● Task brief:
For each line below that contains the string "requiring", copy that line.

● Exercise material:
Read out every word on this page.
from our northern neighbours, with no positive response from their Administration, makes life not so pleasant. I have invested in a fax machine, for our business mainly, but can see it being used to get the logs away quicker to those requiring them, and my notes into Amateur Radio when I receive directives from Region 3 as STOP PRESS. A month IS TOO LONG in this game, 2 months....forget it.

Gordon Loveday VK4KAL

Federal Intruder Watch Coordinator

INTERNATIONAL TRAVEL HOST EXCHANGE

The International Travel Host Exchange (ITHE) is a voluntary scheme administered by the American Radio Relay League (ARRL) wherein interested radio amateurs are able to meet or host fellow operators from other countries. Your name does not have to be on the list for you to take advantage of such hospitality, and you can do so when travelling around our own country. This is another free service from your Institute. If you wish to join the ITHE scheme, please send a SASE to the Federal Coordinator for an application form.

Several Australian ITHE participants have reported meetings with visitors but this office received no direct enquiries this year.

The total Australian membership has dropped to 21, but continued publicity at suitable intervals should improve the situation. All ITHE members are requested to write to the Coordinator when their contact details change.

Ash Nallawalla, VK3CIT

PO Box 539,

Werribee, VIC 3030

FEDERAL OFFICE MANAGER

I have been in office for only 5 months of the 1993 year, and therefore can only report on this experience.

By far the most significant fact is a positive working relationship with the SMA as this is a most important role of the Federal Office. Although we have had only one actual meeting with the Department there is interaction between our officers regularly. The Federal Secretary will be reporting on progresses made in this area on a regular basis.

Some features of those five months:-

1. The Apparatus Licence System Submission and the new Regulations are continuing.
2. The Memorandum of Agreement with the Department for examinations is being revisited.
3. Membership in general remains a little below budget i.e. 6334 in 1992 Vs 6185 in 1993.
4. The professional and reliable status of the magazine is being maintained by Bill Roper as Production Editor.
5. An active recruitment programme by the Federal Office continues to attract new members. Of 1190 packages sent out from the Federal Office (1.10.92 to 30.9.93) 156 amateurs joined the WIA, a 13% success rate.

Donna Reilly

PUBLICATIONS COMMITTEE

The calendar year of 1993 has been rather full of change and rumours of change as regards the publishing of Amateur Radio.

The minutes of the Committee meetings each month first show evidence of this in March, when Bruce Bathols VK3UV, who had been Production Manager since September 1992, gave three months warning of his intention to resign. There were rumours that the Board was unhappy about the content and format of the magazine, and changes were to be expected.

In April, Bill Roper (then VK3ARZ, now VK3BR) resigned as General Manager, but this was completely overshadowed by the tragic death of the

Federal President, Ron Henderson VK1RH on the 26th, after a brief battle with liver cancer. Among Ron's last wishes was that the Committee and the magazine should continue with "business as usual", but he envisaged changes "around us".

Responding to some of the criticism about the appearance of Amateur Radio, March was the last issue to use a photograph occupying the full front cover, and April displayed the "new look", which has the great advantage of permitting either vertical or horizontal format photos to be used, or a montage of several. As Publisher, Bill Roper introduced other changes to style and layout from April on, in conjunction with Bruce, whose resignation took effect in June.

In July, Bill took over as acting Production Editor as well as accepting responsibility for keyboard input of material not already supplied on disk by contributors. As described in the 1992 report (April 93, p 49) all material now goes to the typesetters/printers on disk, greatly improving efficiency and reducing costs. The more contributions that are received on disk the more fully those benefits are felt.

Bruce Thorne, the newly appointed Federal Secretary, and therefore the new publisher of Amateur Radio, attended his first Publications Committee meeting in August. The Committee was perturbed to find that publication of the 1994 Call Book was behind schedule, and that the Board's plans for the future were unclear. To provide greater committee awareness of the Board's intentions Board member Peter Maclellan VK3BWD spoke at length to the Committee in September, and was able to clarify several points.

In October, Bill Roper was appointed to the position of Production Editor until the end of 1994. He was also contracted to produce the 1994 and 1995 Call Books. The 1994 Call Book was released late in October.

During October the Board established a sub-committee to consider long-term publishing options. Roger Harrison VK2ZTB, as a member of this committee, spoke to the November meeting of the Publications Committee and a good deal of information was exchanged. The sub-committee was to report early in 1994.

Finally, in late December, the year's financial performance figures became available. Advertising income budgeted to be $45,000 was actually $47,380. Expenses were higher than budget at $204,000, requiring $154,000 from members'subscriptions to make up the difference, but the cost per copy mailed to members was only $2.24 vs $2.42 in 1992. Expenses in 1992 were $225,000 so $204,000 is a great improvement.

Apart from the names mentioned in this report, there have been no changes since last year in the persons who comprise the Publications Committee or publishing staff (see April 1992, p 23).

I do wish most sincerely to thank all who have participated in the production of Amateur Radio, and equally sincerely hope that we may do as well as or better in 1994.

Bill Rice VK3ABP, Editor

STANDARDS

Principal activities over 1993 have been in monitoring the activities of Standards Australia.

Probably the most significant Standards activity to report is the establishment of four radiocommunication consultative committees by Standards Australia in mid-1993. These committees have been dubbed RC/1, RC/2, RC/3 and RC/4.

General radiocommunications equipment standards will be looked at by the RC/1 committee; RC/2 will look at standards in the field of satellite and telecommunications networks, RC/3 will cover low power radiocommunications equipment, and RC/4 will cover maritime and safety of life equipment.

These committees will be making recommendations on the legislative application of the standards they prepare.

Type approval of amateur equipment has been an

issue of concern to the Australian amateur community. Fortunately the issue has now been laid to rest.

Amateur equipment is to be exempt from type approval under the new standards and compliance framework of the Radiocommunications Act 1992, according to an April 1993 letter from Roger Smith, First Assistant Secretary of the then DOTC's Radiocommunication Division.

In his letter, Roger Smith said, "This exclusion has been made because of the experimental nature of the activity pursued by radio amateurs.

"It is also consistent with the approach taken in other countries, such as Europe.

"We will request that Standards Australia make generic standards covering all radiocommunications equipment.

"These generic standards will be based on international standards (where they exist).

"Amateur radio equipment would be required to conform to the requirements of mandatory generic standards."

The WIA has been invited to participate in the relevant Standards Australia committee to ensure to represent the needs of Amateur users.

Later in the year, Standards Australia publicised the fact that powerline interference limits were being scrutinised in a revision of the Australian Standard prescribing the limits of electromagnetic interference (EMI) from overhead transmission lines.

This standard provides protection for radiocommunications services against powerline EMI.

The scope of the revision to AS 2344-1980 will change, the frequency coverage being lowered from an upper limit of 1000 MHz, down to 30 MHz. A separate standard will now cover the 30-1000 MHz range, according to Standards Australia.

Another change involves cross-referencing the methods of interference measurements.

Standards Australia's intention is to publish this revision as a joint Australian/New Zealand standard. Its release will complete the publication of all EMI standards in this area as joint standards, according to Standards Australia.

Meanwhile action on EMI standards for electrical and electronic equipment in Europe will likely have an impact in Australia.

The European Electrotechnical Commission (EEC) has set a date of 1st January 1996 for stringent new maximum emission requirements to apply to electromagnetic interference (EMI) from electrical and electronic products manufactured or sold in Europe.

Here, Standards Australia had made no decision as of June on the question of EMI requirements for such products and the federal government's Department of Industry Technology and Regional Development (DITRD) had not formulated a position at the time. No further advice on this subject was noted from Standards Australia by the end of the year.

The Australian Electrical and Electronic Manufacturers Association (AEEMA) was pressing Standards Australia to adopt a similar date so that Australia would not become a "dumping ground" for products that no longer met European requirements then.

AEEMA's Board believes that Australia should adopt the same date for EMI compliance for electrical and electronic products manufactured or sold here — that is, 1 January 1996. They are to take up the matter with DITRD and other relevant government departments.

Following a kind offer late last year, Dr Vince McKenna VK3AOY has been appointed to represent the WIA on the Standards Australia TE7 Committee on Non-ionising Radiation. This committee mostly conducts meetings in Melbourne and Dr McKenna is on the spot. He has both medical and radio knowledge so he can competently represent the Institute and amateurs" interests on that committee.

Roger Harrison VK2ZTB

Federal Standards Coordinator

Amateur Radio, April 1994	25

● Solved exercise:
from our northern neighbours, with no positive response from their Administration, makes life not so pleasant. I have invested in a fax machine, for our business mainly, but can see it being used to get the logs away quicker to those requiring them, and my notes into Amateur Radio when I receive directives from Region 3 as STOP PRESS. A month IS TOO LONG in this game, 2 months....forget it.
Finally, in late December, the year's financial performance figures became available. Advertising income budgeted to be $45,000 was actually $47,380. Expenses were higher than budget at $204,000, requiring $154,000 from members'subscriptions to make up the difference, but the cost per copy mailed to members was only $2.24 vs $2.42 in 1992. Expenses in 1992 were $225,000 so $204,000 is a great improvement.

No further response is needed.